** Start RECORD EXTRACTS **

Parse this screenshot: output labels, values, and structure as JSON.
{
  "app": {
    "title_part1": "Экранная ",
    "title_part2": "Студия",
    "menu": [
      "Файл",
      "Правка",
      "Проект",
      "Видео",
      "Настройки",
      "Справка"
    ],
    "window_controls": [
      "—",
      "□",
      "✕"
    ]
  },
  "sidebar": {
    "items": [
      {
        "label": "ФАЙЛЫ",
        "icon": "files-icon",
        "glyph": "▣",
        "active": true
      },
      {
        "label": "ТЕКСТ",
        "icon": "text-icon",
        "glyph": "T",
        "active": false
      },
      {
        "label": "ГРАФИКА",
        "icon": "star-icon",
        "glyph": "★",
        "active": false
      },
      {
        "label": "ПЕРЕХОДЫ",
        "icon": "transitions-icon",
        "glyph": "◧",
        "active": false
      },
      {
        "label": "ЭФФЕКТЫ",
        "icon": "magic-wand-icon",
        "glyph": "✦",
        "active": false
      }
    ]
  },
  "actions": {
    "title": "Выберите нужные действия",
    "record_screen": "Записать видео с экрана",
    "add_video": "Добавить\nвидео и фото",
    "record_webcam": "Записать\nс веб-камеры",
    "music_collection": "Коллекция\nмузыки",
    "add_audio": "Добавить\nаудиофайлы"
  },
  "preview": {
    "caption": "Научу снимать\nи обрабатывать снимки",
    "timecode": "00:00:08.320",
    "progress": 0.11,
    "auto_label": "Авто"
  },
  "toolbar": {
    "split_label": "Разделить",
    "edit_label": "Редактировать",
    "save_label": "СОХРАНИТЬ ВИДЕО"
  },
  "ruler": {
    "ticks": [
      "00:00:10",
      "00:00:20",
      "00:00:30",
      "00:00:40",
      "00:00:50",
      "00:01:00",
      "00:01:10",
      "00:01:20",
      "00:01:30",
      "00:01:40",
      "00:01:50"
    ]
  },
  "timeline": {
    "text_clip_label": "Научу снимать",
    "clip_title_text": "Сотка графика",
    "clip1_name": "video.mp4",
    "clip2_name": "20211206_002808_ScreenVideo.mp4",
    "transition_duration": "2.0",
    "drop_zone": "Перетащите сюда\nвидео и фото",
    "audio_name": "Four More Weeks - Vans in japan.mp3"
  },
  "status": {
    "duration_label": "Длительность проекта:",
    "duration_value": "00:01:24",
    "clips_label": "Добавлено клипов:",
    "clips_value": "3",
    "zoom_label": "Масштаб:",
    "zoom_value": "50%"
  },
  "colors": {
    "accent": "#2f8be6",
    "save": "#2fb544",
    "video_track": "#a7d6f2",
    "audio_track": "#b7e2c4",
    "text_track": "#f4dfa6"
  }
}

** End RECORD EXTRACTS **
** Start RECORD EXTRACTS **

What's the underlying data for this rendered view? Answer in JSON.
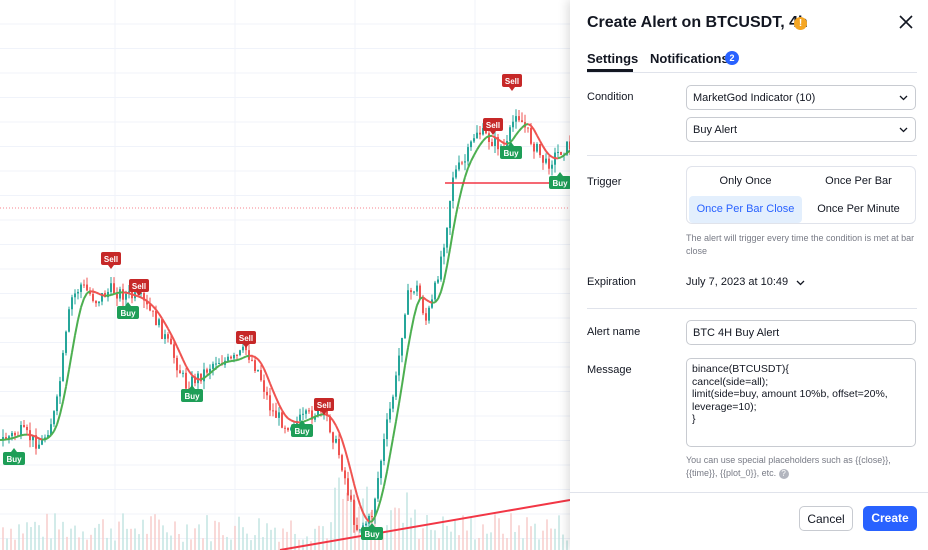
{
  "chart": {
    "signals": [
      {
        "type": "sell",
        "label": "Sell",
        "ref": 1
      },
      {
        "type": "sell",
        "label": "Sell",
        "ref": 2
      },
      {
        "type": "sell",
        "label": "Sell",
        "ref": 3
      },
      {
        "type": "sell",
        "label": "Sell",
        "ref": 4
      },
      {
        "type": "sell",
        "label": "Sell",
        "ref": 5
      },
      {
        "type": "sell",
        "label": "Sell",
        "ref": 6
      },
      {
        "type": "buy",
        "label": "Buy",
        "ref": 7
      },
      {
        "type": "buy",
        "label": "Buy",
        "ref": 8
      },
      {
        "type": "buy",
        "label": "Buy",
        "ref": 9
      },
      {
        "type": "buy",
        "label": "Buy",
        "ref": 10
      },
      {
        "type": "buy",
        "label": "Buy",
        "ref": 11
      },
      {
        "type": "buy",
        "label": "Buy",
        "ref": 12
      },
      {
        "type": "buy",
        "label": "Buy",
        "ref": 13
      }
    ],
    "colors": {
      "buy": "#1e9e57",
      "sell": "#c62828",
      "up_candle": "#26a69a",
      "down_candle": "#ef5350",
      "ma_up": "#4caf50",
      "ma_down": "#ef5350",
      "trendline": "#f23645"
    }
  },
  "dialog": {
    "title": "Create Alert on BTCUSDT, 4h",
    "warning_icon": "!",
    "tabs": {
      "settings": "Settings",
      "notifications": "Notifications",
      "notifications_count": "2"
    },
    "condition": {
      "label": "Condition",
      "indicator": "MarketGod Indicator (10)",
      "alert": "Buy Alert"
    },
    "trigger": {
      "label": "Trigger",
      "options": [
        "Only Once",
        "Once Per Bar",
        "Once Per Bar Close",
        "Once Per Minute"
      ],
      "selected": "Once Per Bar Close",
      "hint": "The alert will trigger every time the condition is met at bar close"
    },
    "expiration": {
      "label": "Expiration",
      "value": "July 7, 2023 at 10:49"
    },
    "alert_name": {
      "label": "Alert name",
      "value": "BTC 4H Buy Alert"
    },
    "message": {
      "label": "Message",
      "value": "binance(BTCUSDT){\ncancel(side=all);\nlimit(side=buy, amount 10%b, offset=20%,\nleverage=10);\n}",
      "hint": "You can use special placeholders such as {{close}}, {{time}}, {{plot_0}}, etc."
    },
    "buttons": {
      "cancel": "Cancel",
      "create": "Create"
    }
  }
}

** End RECORD EXTRACTS **

__GIVEN REQUEST__
Report how many lines of the entries hold the word "nвидео". Nothing else is needed.

__SOLVED EXERCISE__
2